[Dataset entries]
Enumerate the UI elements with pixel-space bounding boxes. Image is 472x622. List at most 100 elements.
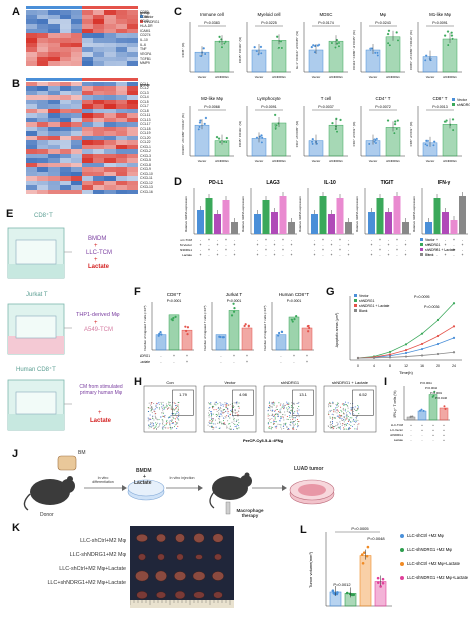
event-dot xyxy=(288,412,290,414)
heat-cell xyxy=(59,113,71,119)
heat-cell xyxy=(93,113,105,119)
heat-cell xyxy=(126,56,139,62)
condition-mark: - xyxy=(291,248,292,252)
event-dot xyxy=(155,428,157,430)
data-point xyxy=(443,120,447,123)
event-dot xyxy=(337,423,339,425)
event-dot xyxy=(228,427,230,429)
condition-mark: - xyxy=(173,360,174,364)
event-dot xyxy=(217,414,219,416)
data-point xyxy=(362,551,366,554)
panel-letter-c: C xyxy=(174,6,182,18)
event-dot xyxy=(342,408,344,410)
heat-cell xyxy=(37,33,49,39)
heat-cell xyxy=(37,28,49,34)
data-point xyxy=(222,140,226,144)
condition-mark: + xyxy=(186,360,188,364)
panel-j-tumor: LUAD tumor xyxy=(294,466,324,472)
heat-cell xyxy=(48,158,60,163)
event-dot xyxy=(163,426,165,428)
heat-cell xyxy=(115,14,127,20)
event-dot xyxy=(177,417,179,419)
event-dot xyxy=(289,412,291,414)
event-dot xyxy=(219,406,221,408)
event-dot xyxy=(290,405,292,407)
event-dot xyxy=(270,409,272,411)
condition-mark: + xyxy=(208,238,210,242)
heat-cell xyxy=(115,104,127,110)
panel-e-lactate-2: Lactate xyxy=(90,418,112,424)
heat-cell xyxy=(59,19,71,25)
event-dot xyxy=(331,413,333,415)
event-dot xyxy=(274,414,276,416)
event-dot xyxy=(330,405,332,407)
event-dot xyxy=(148,419,150,421)
event-dot xyxy=(237,414,239,416)
event-dot xyxy=(229,428,231,430)
heat-cell xyxy=(115,61,127,67)
heat-cell xyxy=(115,126,127,132)
event-dot xyxy=(273,404,275,406)
condition-mark: + xyxy=(339,248,341,252)
data-point xyxy=(277,122,280,125)
p-value: P=0.0005 xyxy=(351,526,369,531)
event-dot xyxy=(236,423,238,425)
p-value: P=0.0001 xyxy=(287,299,302,303)
heat-cell xyxy=(37,82,49,87)
heat-cell xyxy=(126,10,139,15)
event-dot xyxy=(333,425,335,427)
event-dot xyxy=(330,403,332,405)
heat-cell xyxy=(26,10,38,15)
bar xyxy=(205,198,213,234)
group-cell xyxy=(93,78,105,81)
data-point xyxy=(452,302,456,305)
heat-cell xyxy=(59,140,71,145)
event-dot xyxy=(173,408,175,410)
plot-title: T cell xyxy=(321,96,331,101)
event-dot xyxy=(271,413,273,415)
heat-cell xyxy=(93,153,105,159)
event-dot xyxy=(156,407,158,409)
heat-cell xyxy=(93,38,105,43)
event-dot xyxy=(287,428,289,430)
event-dot xyxy=(298,421,300,423)
heat-cell xyxy=(104,180,116,186)
heat-cell xyxy=(70,158,83,163)
event-dot xyxy=(153,409,155,411)
legend-label: shNDRG1 xyxy=(457,103,470,107)
event-dot xyxy=(211,422,213,424)
event-dot xyxy=(162,409,164,411)
event-dot xyxy=(160,403,162,405)
group-cell xyxy=(82,78,94,81)
event-dot xyxy=(164,415,166,417)
event-dot xyxy=(290,409,292,411)
event-dot xyxy=(286,402,288,404)
event-dot xyxy=(175,407,177,409)
heat-cell xyxy=(37,131,49,136)
event-dot xyxy=(283,428,285,430)
heat-cell xyxy=(70,113,83,119)
event-dot xyxy=(338,415,340,417)
data-point xyxy=(345,591,349,595)
condition-mark: + xyxy=(282,248,284,252)
event-dot xyxy=(152,425,154,427)
heat-cell xyxy=(59,24,71,29)
event-dot xyxy=(148,402,150,404)
condition-mark: - xyxy=(371,238,372,242)
data-point xyxy=(374,138,377,142)
panel-j-lactate: Lactate xyxy=(134,480,152,486)
data-point xyxy=(451,118,455,121)
event-dot xyxy=(285,424,287,426)
data-point xyxy=(351,593,354,597)
condition-mark: - xyxy=(200,238,201,242)
data-point xyxy=(230,314,234,317)
heat-row-label: CXCL8 xyxy=(140,162,151,167)
group-cell xyxy=(26,6,38,9)
event-dot xyxy=(271,409,273,411)
heat-cell xyxy=(37,47,49,53)
tumor-specimen xyxy=(138,553,146,561)
event-dot xyxy=(333,427,335,429)
event-dot xyxy=(174,418,176,420)
heat-cell xyxy=(126,158,139,163)
event-dot xyxy=(172,421,174,423)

#### The problem:
Whenever the word "tumor" appears in a line above, copy that line.

#### Response below:
panel-j-tumor: LUAD tumor xyxy=(294,466,324,472)
tumor-specimen xyxy=(138,553,146,561)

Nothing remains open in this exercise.